• [Information given]:
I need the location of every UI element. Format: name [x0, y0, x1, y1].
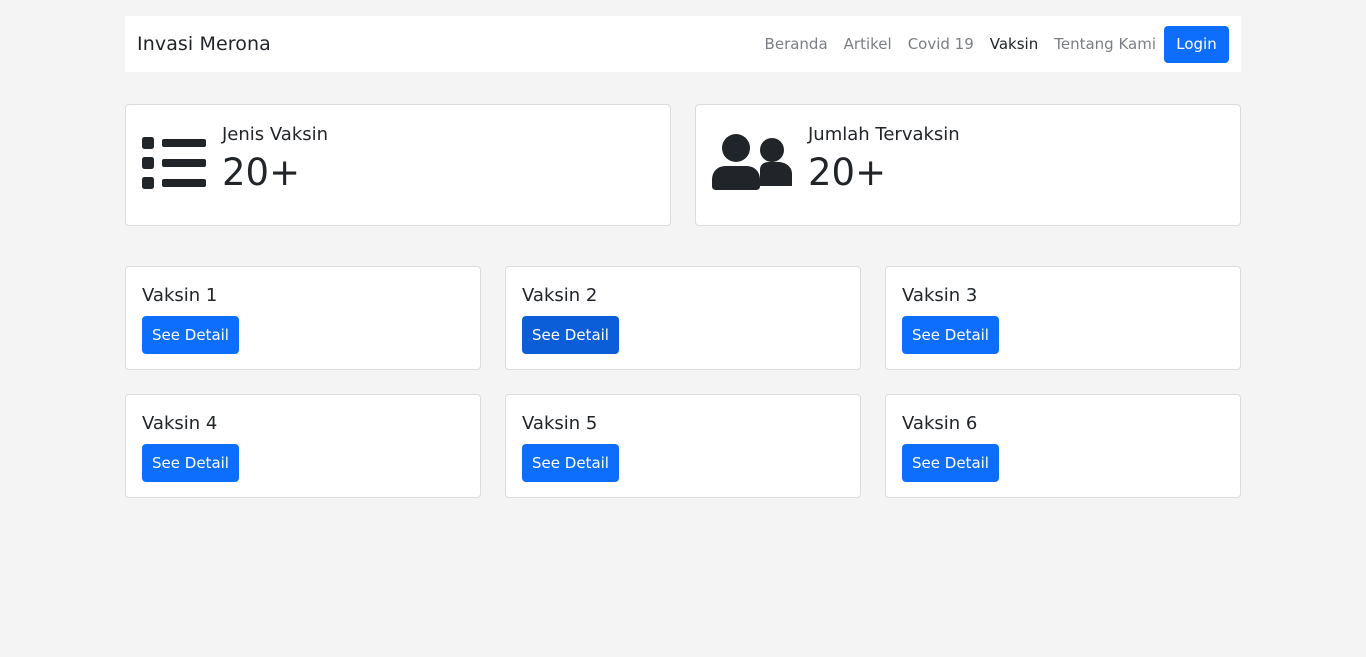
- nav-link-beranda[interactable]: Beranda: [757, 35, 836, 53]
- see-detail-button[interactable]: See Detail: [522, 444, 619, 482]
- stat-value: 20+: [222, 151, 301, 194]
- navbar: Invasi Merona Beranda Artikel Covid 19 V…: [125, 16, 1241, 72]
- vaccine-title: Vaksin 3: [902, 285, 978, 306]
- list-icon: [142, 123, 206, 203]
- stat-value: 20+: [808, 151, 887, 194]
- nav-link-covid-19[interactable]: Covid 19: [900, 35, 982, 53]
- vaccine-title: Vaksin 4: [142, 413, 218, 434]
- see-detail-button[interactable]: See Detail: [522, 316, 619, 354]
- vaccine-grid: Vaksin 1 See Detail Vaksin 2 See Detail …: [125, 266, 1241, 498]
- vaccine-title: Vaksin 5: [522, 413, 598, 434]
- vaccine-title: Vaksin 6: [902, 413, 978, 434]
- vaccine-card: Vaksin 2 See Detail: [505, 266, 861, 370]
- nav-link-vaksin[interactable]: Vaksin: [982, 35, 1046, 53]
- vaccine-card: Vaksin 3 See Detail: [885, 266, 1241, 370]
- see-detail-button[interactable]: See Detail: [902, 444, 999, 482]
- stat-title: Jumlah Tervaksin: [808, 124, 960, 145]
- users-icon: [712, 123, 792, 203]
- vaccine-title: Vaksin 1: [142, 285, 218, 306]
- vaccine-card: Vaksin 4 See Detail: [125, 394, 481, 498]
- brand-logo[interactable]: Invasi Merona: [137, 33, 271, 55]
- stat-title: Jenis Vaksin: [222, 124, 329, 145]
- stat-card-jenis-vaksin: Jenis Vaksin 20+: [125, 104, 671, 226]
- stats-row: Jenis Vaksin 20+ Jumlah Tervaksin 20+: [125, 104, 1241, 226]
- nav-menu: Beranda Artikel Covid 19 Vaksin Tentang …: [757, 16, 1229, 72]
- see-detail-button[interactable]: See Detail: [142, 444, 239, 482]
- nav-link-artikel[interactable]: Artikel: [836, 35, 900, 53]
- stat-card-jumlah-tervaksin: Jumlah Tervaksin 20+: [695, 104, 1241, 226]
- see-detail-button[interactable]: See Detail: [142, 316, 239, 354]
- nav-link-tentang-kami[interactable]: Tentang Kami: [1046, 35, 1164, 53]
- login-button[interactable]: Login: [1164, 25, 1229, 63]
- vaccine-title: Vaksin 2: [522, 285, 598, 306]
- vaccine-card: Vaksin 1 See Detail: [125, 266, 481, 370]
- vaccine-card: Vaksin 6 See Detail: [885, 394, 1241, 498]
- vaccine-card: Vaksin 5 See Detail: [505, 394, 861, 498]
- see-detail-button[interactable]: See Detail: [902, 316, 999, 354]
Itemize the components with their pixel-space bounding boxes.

• [Goal of the exercise]: Copy every item above word for word, leaving out the pictures.

• [Reply to the task]:
I need the location of every UI element. Format: name [x0, y0, x1, y1].
- nav-link-beranda[interactable]: Beranda: [757, 35, 836, 53]
- see-detail-button[interactable]: See Detail: [522, 444, 619, 482]
- stat-value: 20+: [222, 151, 301, 194]
- navbar: Invasi Merona Beranda Artikel Covid 19 V…: [125, 16, 1241, 72]
- vaccine-title: Vaksin 3: [902, 285, 978, 306]
- list-icon: [142, 123, 206, 203]
- stat-value: 20+: [808, 151, 887, 194]
- nav-link-covid-19[interactable]: Covid 19: [900, 35, 982, 53]
- vaccine-title: Vaksin 4: [142, 413, 218, 434]
- see-detail-button[interactable]: See Detail: [522, 316, 619, 354]
- vaccine-grid: Vaksin 1 See Detail Vaksin 2 See Detail …: [125, 266, 1241, 498]
- vaccine-title: Vaksin 5: [522, 413, 598, 434]
- vaccine-title: Vaksin 6: [902, 413, 978, 434]
- vaccine-card: Vaksin 2 See Detail: [505, 266, 861, 370]
- nav-link-vaksin[interactable]: Vaksin: [982, 35, 1046, 53]
- vaccine-card: Vaksin 3 See Detail: [885, 266, 1241, 370]
- see-detail-button[interactable]: See Detail: [902, 444, 999, 482]
- stat-title: Jumlah Tervaksin: [808, 124, 960, 145]
- users-icon: [712, 123, 792, 203]
- vaccine-title: Vaksin 1: [142, 285, 218, 306]
- vaccine-card: Vaksin 4 See Detail: [125, 394, 481, 498]
- brand-logo[interactable]: Invasi Merona: [137, 33, 271, 55]
- stat-title: Jenis Vaksin: [222, 124, 329, 145]
- stat-card-jenis-vaksin: Jenis Vaksin 20+: [125, 104, 671, 226]
- stats-row: Jenis Vaksin 20+ Jumlah Tervaksin 20+: [125, 104, 1241, 226]
- nav-menu: Beranda Artikel Covid 19 Vaksin Tentang …: [757, 16, 1229, 72]
- see-detail-button[interactable]: See Detail: [142, 444, 239, 482]
- nav-link-artikel[interactable]: Artikel: [836, 35, 900, 53]
- stat-card-jumlah-tervaksin: Jumlah Tervaksin 20+: [695, 104, 1241, 226]
- see-detail-button[interactable]: See Detail: [142, 316, 239, 354]
- nav-link-tentang-kami[interactable]: Tentang Kami: [1046, 35, 1164, 53]
- login-button[interactable]: Login: [1164, 25, 1229, 63]
- vaccine-title: Vaksin 2: [522, 285, 598, 306]
- vaccine-card: Vaksin 1 See Detail: [125, 266, 481, 370]
- vaccine-card: Vaksin 6 See Detail: [885, 394, 1241, 498]
- vaccine-card: Vaksin 5 See Detail: [505, 394, 861, 498]
- see-detail-button[interactable]: See Detail: [902, 316, 999, 354]
Itemize the components with their pixel-space bounding boxes.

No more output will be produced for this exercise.